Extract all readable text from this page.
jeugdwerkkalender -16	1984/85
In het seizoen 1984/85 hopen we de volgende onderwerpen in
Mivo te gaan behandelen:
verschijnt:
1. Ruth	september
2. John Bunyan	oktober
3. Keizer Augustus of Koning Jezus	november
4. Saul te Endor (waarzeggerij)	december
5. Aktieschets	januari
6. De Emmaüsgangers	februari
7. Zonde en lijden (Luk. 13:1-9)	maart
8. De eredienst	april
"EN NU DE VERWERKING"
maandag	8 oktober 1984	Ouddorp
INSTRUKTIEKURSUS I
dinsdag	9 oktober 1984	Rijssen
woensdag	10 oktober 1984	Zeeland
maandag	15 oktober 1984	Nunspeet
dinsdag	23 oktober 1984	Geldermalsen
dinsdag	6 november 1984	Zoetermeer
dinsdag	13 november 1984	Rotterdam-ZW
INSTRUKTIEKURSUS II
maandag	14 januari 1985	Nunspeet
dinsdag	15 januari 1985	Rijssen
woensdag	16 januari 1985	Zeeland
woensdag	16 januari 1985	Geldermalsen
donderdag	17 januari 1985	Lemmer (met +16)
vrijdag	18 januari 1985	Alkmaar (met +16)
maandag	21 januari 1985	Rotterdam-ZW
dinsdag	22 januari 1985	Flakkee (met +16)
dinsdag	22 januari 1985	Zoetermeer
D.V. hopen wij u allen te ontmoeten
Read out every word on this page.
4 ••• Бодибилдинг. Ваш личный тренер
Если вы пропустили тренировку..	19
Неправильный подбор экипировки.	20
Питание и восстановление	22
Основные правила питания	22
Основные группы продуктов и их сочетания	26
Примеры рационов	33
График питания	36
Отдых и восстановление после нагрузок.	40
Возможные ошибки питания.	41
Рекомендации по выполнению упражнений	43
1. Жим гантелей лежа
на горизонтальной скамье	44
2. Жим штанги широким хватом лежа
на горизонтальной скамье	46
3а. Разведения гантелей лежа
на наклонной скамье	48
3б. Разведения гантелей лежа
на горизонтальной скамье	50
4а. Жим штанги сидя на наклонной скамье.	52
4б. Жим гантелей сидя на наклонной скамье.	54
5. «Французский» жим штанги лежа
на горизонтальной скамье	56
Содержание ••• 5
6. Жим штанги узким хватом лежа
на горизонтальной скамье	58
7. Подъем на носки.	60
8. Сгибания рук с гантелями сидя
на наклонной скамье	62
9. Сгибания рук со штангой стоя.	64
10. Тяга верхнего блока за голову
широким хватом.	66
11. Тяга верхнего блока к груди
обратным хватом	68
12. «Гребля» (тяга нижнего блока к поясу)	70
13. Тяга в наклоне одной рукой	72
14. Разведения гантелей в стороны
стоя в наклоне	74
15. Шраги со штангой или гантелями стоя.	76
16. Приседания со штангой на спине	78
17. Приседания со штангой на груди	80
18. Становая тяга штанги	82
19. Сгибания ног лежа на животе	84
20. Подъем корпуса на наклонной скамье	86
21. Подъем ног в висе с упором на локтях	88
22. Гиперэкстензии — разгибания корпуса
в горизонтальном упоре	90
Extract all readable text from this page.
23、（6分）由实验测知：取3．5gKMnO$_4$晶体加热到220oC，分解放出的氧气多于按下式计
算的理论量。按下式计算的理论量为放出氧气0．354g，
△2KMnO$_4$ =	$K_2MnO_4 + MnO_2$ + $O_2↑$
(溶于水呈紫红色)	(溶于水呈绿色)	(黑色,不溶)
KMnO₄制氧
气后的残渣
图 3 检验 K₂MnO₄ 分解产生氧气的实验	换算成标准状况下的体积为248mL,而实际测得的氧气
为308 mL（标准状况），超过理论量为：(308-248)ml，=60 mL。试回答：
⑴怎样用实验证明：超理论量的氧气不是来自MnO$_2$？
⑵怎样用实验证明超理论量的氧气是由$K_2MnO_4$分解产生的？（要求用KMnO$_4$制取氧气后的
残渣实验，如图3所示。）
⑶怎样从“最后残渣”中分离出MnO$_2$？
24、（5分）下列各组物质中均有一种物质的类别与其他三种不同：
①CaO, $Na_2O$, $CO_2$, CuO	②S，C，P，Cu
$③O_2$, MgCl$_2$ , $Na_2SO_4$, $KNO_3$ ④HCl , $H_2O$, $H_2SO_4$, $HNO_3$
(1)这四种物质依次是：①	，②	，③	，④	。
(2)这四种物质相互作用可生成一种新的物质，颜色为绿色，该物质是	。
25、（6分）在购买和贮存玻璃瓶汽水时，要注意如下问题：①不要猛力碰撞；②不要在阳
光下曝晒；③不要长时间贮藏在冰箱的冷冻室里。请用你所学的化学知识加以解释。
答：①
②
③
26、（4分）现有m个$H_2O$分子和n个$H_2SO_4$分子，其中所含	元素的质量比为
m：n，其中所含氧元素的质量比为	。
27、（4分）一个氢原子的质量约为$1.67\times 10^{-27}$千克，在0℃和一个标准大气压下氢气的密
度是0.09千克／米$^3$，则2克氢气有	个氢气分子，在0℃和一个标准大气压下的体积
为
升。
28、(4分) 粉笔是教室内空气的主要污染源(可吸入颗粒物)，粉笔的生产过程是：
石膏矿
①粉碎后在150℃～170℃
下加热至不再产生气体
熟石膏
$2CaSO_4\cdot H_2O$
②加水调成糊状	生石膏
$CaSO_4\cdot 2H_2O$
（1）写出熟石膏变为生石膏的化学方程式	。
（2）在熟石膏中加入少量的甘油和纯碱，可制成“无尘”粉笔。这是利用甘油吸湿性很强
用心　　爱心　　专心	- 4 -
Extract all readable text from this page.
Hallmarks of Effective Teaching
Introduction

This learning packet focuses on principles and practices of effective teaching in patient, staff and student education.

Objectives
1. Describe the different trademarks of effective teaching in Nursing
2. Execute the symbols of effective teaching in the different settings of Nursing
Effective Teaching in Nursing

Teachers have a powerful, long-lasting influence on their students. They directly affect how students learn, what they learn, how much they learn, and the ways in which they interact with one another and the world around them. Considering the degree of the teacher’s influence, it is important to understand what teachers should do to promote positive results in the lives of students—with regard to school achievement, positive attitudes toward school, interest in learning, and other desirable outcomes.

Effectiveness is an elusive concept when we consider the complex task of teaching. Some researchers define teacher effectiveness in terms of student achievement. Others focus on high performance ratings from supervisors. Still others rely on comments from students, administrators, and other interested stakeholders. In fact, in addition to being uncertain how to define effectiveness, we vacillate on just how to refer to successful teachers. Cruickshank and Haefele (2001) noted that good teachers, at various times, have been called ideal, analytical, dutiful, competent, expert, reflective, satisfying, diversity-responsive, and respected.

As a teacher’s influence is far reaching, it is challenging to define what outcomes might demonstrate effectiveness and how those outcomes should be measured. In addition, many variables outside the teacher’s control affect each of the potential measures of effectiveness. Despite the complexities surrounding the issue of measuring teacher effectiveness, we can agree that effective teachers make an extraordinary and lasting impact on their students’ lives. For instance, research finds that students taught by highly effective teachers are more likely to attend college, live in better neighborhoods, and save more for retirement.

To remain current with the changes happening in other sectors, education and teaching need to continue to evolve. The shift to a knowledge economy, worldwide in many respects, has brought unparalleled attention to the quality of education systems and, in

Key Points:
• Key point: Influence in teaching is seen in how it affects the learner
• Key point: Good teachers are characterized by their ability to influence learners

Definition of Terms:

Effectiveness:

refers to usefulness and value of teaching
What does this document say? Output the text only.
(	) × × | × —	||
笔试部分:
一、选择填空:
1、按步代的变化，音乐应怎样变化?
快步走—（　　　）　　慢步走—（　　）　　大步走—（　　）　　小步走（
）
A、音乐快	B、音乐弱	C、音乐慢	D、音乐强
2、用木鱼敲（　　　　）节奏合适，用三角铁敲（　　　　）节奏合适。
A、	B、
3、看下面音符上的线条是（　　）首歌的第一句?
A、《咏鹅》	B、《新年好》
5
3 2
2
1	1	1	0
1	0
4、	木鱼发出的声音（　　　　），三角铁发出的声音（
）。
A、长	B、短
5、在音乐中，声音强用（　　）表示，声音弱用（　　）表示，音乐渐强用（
##########
▶ Brief:
From the listing, copy each line containing the word "different".

▶ Finished exercise:
1. Describe the different trademarks of effective teaching in Nursing
2. Execute the symbols of effective teaching in the different settings of Nursing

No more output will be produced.